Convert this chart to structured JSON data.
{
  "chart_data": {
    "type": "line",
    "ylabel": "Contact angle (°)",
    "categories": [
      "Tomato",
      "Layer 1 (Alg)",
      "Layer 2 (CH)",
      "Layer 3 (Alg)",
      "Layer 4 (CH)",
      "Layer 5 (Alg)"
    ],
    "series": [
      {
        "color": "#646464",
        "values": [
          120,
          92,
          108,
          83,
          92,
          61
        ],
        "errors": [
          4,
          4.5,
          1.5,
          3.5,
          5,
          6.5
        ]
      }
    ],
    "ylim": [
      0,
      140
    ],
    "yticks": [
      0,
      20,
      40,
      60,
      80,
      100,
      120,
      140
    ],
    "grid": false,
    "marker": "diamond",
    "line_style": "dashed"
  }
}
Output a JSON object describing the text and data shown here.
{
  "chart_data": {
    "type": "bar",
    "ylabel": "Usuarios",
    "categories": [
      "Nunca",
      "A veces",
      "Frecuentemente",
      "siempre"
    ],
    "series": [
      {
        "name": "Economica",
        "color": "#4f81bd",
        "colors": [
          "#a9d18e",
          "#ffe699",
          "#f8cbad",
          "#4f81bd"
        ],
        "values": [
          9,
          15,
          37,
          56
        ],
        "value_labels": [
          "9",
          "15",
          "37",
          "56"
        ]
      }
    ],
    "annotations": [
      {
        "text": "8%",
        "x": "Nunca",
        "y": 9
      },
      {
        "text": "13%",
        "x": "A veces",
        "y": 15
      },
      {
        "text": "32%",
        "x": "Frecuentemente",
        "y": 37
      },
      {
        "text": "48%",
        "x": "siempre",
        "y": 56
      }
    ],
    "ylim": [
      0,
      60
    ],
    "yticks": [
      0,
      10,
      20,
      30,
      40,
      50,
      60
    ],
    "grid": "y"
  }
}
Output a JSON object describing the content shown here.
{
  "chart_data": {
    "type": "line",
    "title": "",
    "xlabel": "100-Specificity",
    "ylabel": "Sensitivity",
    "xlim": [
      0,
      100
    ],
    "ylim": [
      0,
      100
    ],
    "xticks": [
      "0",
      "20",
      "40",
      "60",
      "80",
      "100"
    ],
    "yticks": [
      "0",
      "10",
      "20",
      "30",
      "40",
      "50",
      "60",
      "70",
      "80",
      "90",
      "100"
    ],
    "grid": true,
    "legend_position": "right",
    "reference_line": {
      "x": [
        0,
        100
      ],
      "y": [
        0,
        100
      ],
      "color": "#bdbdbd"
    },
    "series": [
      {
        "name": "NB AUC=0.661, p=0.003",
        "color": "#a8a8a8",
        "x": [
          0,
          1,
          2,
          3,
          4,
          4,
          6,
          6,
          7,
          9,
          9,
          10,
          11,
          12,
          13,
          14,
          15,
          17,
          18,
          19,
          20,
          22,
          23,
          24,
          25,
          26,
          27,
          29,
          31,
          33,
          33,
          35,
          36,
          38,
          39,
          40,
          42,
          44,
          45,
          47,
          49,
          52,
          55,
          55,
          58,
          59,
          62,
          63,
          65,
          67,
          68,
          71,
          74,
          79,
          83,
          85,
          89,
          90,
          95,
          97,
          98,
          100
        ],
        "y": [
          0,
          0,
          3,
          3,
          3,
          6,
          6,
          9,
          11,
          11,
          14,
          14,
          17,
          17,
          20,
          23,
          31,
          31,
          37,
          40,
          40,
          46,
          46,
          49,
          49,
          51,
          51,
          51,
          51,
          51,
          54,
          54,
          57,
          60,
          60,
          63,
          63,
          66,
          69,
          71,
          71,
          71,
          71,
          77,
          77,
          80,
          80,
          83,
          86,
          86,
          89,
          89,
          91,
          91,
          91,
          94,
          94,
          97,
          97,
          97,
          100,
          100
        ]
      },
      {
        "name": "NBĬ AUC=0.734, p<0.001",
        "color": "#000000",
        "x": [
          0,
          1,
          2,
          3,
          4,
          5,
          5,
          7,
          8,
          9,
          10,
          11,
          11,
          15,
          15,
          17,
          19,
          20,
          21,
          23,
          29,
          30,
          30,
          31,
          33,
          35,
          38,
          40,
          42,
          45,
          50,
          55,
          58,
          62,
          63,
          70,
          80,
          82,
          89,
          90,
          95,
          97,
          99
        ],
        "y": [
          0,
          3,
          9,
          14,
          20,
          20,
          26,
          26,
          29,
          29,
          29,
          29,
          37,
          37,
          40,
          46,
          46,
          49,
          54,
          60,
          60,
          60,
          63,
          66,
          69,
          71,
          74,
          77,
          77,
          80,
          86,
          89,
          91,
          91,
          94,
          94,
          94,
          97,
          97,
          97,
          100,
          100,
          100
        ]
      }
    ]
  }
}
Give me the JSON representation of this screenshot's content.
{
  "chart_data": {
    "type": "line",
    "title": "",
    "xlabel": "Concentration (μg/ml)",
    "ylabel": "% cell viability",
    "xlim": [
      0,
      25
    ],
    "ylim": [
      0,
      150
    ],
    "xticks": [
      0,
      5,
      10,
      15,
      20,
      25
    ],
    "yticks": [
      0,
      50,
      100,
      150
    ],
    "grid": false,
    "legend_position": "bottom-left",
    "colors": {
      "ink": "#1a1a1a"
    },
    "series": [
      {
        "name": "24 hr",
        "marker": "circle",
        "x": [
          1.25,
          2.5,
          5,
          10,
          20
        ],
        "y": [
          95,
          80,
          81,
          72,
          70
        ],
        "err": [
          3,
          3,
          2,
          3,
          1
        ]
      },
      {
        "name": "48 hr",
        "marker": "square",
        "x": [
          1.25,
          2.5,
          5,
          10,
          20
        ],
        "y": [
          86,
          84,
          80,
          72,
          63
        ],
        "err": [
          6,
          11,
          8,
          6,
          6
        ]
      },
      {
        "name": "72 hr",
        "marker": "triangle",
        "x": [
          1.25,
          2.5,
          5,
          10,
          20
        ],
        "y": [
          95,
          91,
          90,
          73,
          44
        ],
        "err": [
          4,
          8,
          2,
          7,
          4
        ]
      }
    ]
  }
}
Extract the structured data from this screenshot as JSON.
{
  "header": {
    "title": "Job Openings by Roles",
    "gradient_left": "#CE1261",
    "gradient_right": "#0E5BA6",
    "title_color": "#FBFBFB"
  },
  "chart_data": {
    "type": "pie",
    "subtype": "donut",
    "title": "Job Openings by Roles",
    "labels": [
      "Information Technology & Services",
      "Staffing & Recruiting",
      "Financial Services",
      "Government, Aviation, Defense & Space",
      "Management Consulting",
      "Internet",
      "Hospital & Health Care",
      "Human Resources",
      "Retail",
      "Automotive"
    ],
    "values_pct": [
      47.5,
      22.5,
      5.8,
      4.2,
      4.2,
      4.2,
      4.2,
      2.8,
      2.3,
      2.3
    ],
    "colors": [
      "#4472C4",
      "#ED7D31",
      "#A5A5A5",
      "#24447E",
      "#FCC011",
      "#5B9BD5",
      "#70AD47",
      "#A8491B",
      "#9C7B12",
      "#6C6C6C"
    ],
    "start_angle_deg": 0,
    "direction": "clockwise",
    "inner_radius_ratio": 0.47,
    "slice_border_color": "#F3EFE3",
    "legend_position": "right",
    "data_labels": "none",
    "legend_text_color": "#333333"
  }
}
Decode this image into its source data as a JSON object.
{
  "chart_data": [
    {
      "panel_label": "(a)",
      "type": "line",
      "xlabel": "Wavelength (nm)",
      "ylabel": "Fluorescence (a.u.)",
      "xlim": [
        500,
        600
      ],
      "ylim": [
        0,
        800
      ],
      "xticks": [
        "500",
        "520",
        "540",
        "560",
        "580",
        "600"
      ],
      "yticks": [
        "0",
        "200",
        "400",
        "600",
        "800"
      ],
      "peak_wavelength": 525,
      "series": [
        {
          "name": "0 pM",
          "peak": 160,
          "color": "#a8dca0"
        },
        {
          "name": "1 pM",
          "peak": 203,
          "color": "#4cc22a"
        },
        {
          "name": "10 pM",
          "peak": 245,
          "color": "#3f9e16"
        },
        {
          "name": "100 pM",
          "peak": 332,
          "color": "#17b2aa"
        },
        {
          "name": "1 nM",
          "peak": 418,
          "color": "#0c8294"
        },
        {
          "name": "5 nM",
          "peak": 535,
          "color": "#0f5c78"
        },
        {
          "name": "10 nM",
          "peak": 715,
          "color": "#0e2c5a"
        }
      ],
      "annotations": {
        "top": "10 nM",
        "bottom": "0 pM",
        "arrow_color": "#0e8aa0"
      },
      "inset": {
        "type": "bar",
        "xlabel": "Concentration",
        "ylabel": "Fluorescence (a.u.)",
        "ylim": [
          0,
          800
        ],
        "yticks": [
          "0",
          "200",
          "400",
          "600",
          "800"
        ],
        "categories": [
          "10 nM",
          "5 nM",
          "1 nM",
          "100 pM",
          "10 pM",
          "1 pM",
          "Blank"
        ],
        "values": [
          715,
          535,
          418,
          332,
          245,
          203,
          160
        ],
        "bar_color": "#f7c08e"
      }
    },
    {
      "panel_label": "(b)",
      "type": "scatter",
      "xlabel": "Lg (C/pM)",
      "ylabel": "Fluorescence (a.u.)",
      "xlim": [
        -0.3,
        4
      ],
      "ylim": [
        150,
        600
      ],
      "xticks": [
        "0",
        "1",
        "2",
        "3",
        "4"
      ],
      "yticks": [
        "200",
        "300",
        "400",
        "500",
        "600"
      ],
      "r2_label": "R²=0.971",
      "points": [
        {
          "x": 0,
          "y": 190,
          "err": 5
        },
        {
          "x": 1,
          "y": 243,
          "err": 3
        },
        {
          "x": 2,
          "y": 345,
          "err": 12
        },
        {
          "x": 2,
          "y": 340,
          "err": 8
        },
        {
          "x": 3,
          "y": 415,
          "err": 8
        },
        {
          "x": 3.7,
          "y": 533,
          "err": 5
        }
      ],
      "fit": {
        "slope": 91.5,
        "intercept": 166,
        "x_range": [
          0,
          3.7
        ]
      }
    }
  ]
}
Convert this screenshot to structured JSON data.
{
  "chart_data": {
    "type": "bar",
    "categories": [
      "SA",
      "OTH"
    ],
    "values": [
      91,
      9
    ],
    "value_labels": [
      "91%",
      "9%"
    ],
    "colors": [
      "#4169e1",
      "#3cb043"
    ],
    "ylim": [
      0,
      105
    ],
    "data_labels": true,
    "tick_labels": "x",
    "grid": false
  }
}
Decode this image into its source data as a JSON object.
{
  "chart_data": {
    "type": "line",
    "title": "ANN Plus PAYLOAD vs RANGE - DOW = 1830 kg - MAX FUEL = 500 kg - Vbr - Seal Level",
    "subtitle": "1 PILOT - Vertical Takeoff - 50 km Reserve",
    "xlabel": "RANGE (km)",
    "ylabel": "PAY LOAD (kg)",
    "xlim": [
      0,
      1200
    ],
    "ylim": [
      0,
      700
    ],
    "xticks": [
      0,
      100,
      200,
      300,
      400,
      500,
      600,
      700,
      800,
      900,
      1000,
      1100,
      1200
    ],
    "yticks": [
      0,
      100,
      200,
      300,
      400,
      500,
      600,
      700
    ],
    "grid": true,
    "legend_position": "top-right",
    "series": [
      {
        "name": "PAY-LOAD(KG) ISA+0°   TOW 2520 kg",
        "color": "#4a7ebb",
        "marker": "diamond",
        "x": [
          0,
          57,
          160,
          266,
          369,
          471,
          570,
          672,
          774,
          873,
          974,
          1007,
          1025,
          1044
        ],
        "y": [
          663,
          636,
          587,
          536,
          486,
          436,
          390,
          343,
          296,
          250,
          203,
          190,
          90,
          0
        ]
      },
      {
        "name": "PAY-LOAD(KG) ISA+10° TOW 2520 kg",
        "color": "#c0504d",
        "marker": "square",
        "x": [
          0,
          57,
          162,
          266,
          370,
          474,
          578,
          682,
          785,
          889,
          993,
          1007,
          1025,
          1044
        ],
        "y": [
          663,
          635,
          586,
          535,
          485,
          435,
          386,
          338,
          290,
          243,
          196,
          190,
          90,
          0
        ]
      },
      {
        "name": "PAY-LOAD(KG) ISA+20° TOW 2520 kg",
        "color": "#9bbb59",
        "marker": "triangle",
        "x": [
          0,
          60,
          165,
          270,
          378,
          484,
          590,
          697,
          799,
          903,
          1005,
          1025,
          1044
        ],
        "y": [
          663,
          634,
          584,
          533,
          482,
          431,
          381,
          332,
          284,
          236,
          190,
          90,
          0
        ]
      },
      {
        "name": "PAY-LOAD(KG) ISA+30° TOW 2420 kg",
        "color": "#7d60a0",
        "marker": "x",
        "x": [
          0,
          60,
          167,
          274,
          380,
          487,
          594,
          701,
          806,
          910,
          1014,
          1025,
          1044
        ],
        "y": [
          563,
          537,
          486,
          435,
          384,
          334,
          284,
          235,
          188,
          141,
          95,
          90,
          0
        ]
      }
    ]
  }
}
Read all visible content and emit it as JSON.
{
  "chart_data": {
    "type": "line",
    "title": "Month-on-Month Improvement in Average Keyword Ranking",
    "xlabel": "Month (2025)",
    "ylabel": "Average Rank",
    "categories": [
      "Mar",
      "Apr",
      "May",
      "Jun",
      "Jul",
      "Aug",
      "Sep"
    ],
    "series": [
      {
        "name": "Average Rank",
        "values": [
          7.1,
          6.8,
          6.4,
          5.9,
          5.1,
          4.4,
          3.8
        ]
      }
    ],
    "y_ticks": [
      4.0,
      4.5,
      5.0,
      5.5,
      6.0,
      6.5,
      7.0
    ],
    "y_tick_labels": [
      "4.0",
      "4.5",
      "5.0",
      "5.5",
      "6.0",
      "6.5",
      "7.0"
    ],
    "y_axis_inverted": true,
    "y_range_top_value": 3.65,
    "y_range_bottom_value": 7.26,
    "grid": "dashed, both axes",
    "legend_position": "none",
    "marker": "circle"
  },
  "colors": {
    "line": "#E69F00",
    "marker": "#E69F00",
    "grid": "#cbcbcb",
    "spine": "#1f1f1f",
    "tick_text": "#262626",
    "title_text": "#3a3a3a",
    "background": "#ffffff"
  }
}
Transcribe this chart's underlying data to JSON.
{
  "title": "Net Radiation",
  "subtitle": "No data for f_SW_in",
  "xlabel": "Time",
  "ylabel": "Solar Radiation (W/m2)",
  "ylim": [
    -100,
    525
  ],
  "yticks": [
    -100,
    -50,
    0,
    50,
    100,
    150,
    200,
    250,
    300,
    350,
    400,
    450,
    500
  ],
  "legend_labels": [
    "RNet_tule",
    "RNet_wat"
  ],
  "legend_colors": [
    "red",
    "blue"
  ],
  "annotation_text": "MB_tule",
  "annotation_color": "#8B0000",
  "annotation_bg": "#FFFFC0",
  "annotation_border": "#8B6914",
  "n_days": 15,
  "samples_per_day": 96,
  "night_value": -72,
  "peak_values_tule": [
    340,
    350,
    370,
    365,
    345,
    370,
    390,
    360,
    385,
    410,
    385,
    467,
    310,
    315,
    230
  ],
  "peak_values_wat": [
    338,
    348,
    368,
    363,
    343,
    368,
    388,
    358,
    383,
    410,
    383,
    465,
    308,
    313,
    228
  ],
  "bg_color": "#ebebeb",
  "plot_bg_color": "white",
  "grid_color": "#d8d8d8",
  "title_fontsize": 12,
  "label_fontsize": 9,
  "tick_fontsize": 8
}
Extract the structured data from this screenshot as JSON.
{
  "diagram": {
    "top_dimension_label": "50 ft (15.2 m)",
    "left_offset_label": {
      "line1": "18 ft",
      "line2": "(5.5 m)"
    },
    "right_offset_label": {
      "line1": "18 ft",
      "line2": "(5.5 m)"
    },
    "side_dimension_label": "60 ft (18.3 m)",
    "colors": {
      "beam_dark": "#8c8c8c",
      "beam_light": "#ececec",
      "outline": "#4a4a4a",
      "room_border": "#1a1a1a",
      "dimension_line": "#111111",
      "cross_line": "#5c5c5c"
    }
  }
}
· · ·
• **Goal of the exercise**: Give only the number of lines in the entries above that contain the string "Output".

• **Exercise response**: 2